== Given problem ==
Pick out the lines below that contain the string "this" and copy them all.

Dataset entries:
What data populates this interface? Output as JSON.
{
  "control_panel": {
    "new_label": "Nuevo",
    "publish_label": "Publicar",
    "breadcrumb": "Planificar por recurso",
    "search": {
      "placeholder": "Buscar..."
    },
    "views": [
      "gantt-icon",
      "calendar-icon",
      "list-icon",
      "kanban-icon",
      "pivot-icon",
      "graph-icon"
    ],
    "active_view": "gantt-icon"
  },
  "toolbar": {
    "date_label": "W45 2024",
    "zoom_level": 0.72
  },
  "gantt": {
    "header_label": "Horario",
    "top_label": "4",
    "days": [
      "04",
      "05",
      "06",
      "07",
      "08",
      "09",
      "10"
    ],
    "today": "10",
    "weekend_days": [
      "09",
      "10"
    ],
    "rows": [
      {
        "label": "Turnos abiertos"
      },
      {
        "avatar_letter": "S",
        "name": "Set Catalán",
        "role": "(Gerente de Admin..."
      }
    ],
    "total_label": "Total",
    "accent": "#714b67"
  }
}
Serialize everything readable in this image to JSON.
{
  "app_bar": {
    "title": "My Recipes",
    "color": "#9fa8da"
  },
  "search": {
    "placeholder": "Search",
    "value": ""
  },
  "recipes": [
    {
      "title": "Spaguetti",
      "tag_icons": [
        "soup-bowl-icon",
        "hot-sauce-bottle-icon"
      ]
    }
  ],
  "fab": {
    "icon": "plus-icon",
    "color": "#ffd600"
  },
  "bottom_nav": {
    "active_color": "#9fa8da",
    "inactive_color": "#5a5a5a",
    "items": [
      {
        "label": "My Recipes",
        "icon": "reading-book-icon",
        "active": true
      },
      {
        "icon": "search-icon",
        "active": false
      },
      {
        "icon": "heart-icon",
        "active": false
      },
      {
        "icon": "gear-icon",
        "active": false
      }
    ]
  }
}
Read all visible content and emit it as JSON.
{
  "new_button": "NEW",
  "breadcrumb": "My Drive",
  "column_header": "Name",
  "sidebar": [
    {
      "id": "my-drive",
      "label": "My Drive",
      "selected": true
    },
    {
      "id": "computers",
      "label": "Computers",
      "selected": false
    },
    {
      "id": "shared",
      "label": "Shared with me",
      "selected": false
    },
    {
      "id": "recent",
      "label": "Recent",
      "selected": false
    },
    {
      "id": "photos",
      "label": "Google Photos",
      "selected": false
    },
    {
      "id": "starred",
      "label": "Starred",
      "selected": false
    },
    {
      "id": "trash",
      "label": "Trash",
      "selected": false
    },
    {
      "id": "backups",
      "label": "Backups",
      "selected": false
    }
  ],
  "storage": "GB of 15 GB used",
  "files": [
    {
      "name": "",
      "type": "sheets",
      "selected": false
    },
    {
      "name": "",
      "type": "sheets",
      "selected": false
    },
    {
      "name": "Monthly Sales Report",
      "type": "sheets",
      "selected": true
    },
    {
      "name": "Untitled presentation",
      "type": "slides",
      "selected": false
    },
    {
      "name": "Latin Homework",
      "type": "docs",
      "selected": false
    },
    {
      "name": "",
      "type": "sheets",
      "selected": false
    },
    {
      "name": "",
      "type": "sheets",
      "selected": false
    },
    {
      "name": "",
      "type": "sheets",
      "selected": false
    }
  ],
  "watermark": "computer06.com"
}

== Written answer ==
What data populates this interface? Output as JSON.
Serialize everything readable in this image to JSON.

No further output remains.